[Begin]
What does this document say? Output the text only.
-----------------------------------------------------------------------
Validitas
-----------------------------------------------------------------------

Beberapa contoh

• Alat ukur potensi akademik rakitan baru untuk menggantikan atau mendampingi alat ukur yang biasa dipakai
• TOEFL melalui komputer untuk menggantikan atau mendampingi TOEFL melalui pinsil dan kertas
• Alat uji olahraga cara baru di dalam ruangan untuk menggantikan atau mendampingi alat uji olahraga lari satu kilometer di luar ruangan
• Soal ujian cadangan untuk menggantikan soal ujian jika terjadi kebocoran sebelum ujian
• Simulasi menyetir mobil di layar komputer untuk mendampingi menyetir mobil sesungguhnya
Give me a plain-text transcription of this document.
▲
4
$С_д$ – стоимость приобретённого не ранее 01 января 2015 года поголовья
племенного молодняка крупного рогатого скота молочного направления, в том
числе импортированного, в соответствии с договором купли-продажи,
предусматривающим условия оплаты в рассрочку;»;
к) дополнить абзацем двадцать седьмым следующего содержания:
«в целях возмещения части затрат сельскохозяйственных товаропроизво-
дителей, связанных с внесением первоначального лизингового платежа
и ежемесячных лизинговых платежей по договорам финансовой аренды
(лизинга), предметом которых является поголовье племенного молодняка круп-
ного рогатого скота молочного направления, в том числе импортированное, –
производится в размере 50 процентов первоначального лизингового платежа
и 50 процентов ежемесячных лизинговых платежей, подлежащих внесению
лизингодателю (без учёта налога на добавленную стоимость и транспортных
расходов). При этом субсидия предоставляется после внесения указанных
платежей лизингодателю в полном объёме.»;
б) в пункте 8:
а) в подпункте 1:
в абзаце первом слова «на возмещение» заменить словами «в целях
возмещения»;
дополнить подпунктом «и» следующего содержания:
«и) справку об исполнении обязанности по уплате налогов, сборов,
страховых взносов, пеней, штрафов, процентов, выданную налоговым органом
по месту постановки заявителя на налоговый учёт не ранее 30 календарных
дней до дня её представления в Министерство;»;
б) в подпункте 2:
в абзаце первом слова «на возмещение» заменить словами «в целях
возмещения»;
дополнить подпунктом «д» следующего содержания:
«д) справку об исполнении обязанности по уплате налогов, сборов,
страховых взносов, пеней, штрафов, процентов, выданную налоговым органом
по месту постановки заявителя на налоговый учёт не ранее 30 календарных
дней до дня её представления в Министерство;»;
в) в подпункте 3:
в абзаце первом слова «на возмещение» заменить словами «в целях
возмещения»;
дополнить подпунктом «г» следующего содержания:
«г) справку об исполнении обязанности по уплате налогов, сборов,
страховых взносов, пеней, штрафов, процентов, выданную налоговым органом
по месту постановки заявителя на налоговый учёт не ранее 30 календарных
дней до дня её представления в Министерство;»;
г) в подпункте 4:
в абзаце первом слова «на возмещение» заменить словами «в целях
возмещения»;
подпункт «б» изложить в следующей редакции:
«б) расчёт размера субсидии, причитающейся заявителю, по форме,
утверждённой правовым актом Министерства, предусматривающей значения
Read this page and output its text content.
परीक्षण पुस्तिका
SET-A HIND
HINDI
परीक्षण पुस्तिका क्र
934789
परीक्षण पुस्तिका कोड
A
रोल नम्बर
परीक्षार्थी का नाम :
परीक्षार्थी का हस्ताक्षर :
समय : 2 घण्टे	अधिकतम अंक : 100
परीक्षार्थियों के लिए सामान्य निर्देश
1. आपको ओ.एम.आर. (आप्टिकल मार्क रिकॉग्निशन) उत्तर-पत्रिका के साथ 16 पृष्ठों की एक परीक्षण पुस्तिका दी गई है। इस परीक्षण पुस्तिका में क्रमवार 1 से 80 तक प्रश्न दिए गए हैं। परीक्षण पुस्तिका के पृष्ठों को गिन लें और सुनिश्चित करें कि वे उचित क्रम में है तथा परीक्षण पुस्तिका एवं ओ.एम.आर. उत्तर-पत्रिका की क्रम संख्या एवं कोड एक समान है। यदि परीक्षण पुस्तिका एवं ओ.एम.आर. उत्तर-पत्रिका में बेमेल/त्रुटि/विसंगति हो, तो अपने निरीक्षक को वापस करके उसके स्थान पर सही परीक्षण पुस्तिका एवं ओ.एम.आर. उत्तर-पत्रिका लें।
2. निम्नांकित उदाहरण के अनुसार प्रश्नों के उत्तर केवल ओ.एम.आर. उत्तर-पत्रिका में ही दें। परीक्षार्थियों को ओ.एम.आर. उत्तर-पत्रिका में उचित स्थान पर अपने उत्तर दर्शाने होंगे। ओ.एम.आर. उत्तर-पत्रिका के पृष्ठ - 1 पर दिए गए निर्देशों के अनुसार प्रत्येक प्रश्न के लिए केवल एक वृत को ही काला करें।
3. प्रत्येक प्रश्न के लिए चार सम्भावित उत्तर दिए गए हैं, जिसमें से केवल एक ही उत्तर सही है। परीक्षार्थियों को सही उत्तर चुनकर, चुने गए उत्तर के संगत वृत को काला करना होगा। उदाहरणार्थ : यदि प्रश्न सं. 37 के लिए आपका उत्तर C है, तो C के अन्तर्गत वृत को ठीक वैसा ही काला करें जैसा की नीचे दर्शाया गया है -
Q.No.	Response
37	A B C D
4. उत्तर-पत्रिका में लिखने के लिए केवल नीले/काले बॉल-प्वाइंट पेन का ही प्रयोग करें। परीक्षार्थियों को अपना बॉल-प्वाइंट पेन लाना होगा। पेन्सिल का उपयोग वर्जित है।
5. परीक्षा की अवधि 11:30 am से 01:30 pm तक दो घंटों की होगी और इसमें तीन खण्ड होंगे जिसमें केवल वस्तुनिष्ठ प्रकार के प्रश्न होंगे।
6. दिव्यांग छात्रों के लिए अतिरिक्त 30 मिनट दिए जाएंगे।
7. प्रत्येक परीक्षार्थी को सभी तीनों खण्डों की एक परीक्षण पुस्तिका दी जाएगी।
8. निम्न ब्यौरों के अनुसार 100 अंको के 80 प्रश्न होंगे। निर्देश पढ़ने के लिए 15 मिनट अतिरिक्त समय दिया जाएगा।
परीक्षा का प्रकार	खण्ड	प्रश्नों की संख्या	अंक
[End]
| WHAT IS REQUIRED |
Each entry above is to be printed again exactly.

| EXERCISE RESULT |
What does this document say? Output the text only.
-----------------------------------------------------------------------
Validitas
-----------------------------------------------------------------------

Beberapa contoh

• Alat ukur potensi akademik rakitan baru untuk menggantikan atau mendampingi alat ukur yang biasa dipakai
• TOEFL melalui komputer untuk menggantikan atau mendampingi TOEFL melalui pinsil dan kertas
• Alat uji olahraga cara baru di dalam ruangan untuk menggantikan atau mendampingi alat uji olahraga lari satu kilometer di luar ruangan
• Soal ujian cadangan untuk menggantikan soal ujian jika terjadi kebocoran sebelum ujian
• Simulasi menyetir mobil di layar komputer untuk mendampingi menyetir mobil sesungguhnya
Give me a plain-text transcription of this document.
▲
4
$С_д$ – стоимость приобретённого не ранее 01 января 2015 года поголовья
племенного молодняка крупного рогатого скота молочного направления, в том
числе импортированного, в соответствии с договором купли-продажи,
предусматривающим условия оплаты в рассрочку;»;
к) дополнить абзацем двадцать седьмым следующего содержания:
«в целях возмещения части затрат сельскохозяйственных товаропроизво-
дителей, связанных с внесением первоначального лизингового платежа
и ежемесячных лизинговых платежей по договорам финансовой аренды
(лизинга), предметом которых является поголовье племенного молодняка круп-
ного рогатого скота молочного направления, в том числе импортированное, –
производится в размере 50 процентов первоначального лизингового платежа
и 50 процентов ежемесячных лизинговых платежей, подлежащих внесению
лизингодателю (без учёта налога на добавленную стоимость и транспортных
расходов). При этом субсидия предоставляется после внесения указанных
платежей лизингодателю в полном объёме.»;
б) в пункте 8:
а) в подпункте 1:
в абзаце первом слова «на возмещение» заменить словами «в целях
возмещения»;
дополнить подпунктом «и» следующего содержания:
«и) справку об исполнении обязанности по уплате налогов, сборов,
страховых взносов, пеней, штрафов, процентов, выданную налоговым органом
по месту постановки заявителя на налоговый учёт не ранее 30 календарных
дней до дня её представления в Министерство;»;
б) в подпункте 2:
в абзаце первом слова «на возмещение» заменить словами «в целях
возмещения»;
дополнить подпунктом «д» следующего содержания:
«д) справку об исполнении обязанности по уплате налогов, сборов,
страховых взносов, пеней, штрафов, процентов, выданную налоговым органом
по месту постановки заявителя на налоговый учёт не ранее 30 календарных
дней до дня её представления в Министерство;»;
в) в подпункте 3:
в абзаце первом слова «на возмещение» заменить словами «в целях
возмещения»;
дополнить подпунктом «г» следующего содержания:
«г) справку об исполнении обязанности по уплате налогов, сборов,
страховых взносов, пеней, штрафов, процентов, выданную налоговым органом
по месту постановки заявителя на налоговый учёт не ранее 30 календарных
дней до дня её представления в Министерство;»;
г) в подпункте 4:
в абзаце первом слова «на возмещение» заменить словами «в целях
возмещения»;
подпункт «б» изложить в следующей редакции:
«б) расчёт размера субсидии, причитающейся заявителю, по форме,
утверждённой правовым актом Министерства, предусматривающей значения
Read this page and output its text content.
परीक्षण पुस्तिका
SET-A HIND
HINDI
परीक्षण पुस्तिका क्र
934789
परीक्षण पुस्तिका कोड
A
रोल नम्बर
परीक्षार्थी का नाम :
परीक्षार्थी का हस्ताक्षर :
समय : 2 घण्टे	अधिकतम अंक : 100
परीक्षार्थियों के लिए सामान्य निर्देश
1. आपको ओ.एम.आर. (आप्टिकल मार्क रिकॉग्निशन) उत्तर-पत्रिका के साथ 16 पृष्ठों की एक परीक्षण पुस्तिका दी गई है। इस परीक्षण पुस्तिका में क्रमवार 1 से 80 तक प्रश्न दिए गए हैं। परीक्षण पुस्तिका के पृष्ठों को गिन लें और सुनिश्चित करें कि वे उचित क्रम में है तथा परीक्षण पुस्तिका एवं ओ.एम.आर. उत्तर-पत्रिका की क्रम संख्या एवं कोड एक समान है। यदि परीक्षण पुस्तिका एवं ओ.एम.आर. उत्तर-पत्रिका में बेमेल/त्रुटि/विसंगति हो, तो अपने निरीक्षक को वापस करके उसके स्थान पर सही परीक्षण पुस्तिका एवं ओ.एम.आर. उत्तर-पत्रिका लें।
2. निम्नांकित उदाहरण के अनुसार प्रश्नों के उत्तर केवल ओ.एम.आर. उत्तर-पत्रिका में ही दें। परीक्षार्थियों को ओ.एम.आर. उत्तर-पत्रिका में उचित स्थान पर अपने उत्तर दर्शाने होंगे। ओ.एम.आर. उत्तर-पत्रिका के पृष्ठ - 1 पर दिए गए निर्देशों के अनुसार प्रत्येक प्रश्न के लिए केवल एक वृत को ही काला करें।
3. प्रत्येक प्रश्न के लिए चार सम्भावित उत्तर दिए गए हैं, जिसमें से केवल एक ही उत्तर सही है। परीक्षार्थियों को सही उत्तर चुनकर, चुने गए उत्तर के संगत वृत को काला करना होगा। उदाहरणार्थ : यदि प्रश्न सं. 37 के लिए आपका उत्तर C है, तो C के अन्तर्गत वृत को ठीक वैसा ही काला करें जैसा की नीचे दर्शाया गया है -
Q.No.	Response
37	A B C D
4. उत्तर-पत्रिका में लिखने के लिए केवल नीले/काले बॉल-प्वाइंट पेन का ही प्रयोग करें। परीक्षार्थियों को अपना बॉल-प्वाइंट पेन लाना होगा। पेन्सिल का उपयोग वर्जित है।
5. परीक्षा की अवधि 11:30 am से 01:30 pm तक दो घंटों की होगी और इसमें तीन खण्ड होंगे जिसमें केवल वस्तुनिष्ठ प्रकार के प्रश्न होंगे।
6. दिव्यांग छात्रों के लिए अतिरिक्त 30 मिनट दिए जाएंगे।
7. प्रत्येक परीक्षार्थी को सभी तीनों खण्डों की एक परीक्षण पुस्तिका दी जाएगी।
8. निम्न ब्यौरों के अनुसार 100 अंको के 80 प्रश्न होंगे। निर्देश पढ़ने के लिए 15 मिनट अतिरिक्त समय दिया जाएगा।
परीक्षा का प्रकार	खण्ड	प्रश्नों की संख्या	अंक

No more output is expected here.